Collected data entries
————————

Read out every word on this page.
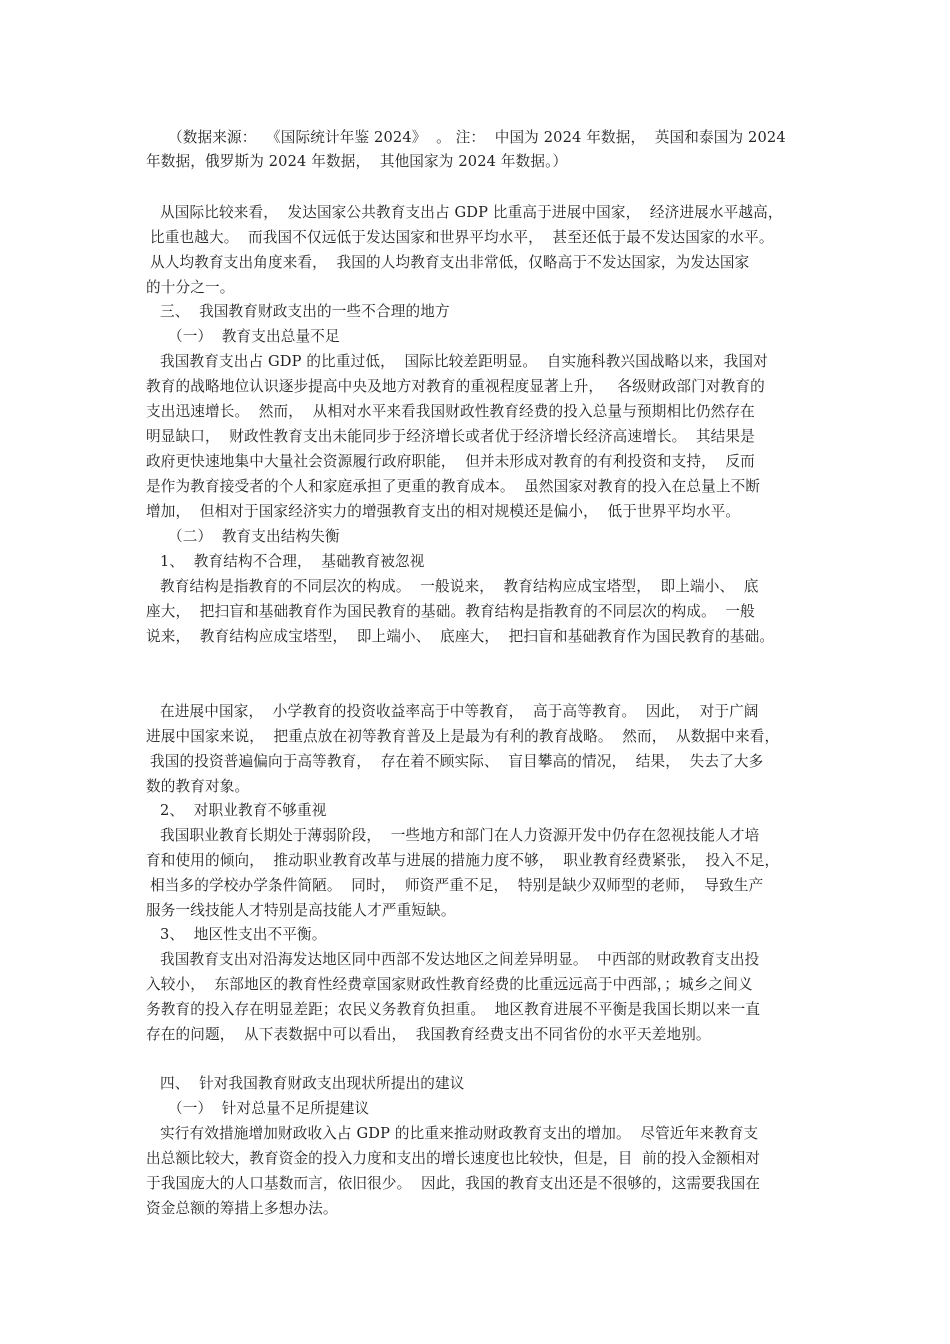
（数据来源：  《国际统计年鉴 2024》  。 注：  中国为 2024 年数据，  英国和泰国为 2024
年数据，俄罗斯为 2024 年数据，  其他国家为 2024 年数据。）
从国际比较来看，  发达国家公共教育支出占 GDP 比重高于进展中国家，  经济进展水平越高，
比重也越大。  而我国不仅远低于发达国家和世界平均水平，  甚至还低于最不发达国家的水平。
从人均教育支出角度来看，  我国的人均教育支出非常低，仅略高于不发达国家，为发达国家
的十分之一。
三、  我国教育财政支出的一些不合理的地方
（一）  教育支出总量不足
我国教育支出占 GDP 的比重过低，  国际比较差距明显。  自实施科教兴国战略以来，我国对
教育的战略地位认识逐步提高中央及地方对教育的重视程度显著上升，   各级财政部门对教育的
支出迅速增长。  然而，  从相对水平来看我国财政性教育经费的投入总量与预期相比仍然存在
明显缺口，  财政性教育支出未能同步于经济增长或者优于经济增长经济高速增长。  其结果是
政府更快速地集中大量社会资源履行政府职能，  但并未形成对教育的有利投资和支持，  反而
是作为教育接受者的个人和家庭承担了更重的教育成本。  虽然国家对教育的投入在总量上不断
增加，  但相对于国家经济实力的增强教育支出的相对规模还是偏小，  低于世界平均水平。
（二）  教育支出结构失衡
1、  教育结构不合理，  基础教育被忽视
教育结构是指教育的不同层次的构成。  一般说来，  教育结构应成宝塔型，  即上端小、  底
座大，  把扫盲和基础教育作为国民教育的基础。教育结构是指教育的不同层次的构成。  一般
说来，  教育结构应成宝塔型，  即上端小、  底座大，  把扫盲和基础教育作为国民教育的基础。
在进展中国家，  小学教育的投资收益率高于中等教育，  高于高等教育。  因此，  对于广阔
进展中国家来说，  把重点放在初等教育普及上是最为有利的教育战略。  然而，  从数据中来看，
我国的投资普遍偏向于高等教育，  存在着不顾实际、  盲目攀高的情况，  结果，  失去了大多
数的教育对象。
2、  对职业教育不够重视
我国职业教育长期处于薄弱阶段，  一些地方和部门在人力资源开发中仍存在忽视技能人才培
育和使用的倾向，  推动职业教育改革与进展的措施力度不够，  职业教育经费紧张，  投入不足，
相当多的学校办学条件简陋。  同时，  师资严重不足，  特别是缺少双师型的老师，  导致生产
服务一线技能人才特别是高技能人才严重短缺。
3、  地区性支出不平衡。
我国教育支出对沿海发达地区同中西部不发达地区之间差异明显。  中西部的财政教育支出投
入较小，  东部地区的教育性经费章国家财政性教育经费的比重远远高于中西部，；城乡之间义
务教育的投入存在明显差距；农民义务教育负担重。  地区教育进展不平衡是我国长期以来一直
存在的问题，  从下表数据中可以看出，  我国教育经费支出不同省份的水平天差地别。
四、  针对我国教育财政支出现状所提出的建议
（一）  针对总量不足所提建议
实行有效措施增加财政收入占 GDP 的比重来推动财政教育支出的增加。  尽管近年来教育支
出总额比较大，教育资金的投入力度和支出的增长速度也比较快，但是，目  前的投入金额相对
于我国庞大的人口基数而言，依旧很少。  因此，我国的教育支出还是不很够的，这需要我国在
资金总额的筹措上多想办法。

————————

Copy the listing word for word, excluding its pictures.

Task output
Read out every word on this page.
（数据来源：  《国际统计年鉴 2024》  。 注：  中国为 2024 年数据，  英国和泰国为 2024
年数据，俄罗斯为 2024 年数据，  其他国家为 2024 年数据。）
从国际比较来看，  发达国家公共教育支出占 GDP 比重高于进展中国家，  经济进展水平越高，
比重也越大。  而我国不仅远低于发达国家和世界平均水平，  甚至还低于最不发达国家的水平。
从人均教育支出角度来看，  我国的人均教育支出非常低，仅略高于不发达国家，为发达国家
的十分之一。
三、  我国教育财政支出的一些不合理的地方
（一）  教育支出总量不足
我国教育支出占 GDP 的比重过低，  国际比较差距明显。  自实施科教兴国战略以来，我国对
教育的战略地位认识逐步提高中央及地方对教育的重视程度显著上升，   各级财政部门对教育的
支出迅速增长。  然而，  从相对水平来看我国财政性教育经费的投入总量与预期相比仍然存在
明显缺口，  财政性教育支出未能同步于经济增长或者优于经济增长经济高速增长。  其结果是
政府更快速地集中大量社会资源履行政府职能，  但并未形成对教育的有利投资和支持，  反而
是作为教育接受者的个人和家庭承担了更重的教育成本。  虽然国家对教育的投入在总量上不断
增加，  但相对于国家经济实力的增强教育支出的相对规模还是偏小，  低于世界平均水平。
（二）  教育支出结构失衡
1、  教育结构不合理，  基础教育被忽视
教育结构是指教育的不同层次的构成。  一般说来，  教育结构应成宝塔型，  即上端小、  底
座大，  把扫盲和基础教育作为国民教育的基础。教育结构是指教育的不同层次的构成。  一般
说来，  教育结构应成宝塔型，  即上端小、  底座大，  把扫盲和基础教育作为国民教育的基础。
在进展中国家，  小学教育的投资收益率高于中等教育，  高于高等教育。  因此，  对于广阔
进展中国家来说，  把重点放在初等教育普及上是最为有利的教育战略。  然而，  从数据中来看，
我国的投资普遍偏向于高等教育，  存在着不顾实际、  盲目攀高的情况，  结果，  失去了大多
数的教育对象。
2、  对职业教育不够重视
我国职业教育长期处于薄弱阶段，  一些地方和部门在人力资源开发中仍存在忽视技能人才培
育和使用的倾向，  推动职业教育改革与进展的措施力度不够，  职业教育经费紧张，  投入不足，
相当多的学校办学条件简陋。  同时，  师资严重不足，  特别是缺少双师型的老师，  导致生产
服务一线技能人才特别是高技能人才严重短缺。
3、  地区性支出不平衡。
我国教育支出对沿海发达地区同中西部不发达地区之间差异明显。  中西部的财政教育支出投
入较小，  东部地区的教育性经费章国家财政性教育经费的比重远远高于中西部，；城乡之间义
务教育的投入存在明显差距；农民义务教育负担重。  地区教育进展不平衡是我国长期以来一直
存在的问题，  从下表数据中可以看出，  我国教育经费支出不同省份的水平天差地别。
四、  针对我国教育财政支出现状所提出的建议
（一）  针对总量不足所提建议
实行有效措施增加财政收入占 GDP 的比重来推动财政教育支出的增加。  尽管近年来教育支
出总额比较大，教育资金的投入力度和支出的增长速度也比较快，但是，目  前的投入金额相对
于我国庞大的人口基数而言，依旧很少。  因此，我国的教育支出还是不很够的，这需要我国在
资金总额的筹措上多想办法。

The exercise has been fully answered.